_Problem description_
Give all of the lines again exactly as they read.

_Source material_
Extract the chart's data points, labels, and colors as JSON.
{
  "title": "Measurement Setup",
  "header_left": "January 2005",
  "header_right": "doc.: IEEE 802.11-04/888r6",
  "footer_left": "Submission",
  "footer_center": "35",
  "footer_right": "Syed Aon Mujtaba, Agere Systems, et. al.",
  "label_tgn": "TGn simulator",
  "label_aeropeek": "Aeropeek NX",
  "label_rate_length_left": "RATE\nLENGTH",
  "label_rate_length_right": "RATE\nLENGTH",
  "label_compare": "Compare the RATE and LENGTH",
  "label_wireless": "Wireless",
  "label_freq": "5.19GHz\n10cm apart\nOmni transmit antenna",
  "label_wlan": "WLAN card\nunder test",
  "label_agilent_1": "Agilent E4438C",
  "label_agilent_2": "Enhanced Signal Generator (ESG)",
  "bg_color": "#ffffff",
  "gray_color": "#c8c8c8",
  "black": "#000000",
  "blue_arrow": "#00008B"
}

_The result_
Extract the chart's data points, labels, and colors as JSON.
{
  "title": "Measurement Setup",
  "header_left": "January 2005",
  "header_right": "doc.: IEEE 802.11-04/888r6",
  "footer_left": "Submission",
  "footer_center": "35",
  "footer_right": "Syed Aon Mujtaba, Agere Systems, et. al.",
  "label_tgn": "TGn simulator",
  "label_aeropeek": "Aeropeek NX",
  "label_rate_length_left": "RATE\nLENGTH",
  "label_rate_length_right": "RATE\nLENGTH",
  "label_compare": "Compare the RATE and LENGTH",
  "label_wireless": "Wireless",
  "label_freq": "5.19GHz\n10cm apart\nOmni transmit antenna",
  "label_wlan": "WLAN card\nunder test",
  "label_agilent_1": "Agilent E4438C",
  "label_agilent_2": "Enhanced Signal Generator (ESG)",
  "bg_color": "#ffffff",
  "gray_color": "#c8c8c8",
  "black": "#000000",
  "blue_arrow": "#00008B"
}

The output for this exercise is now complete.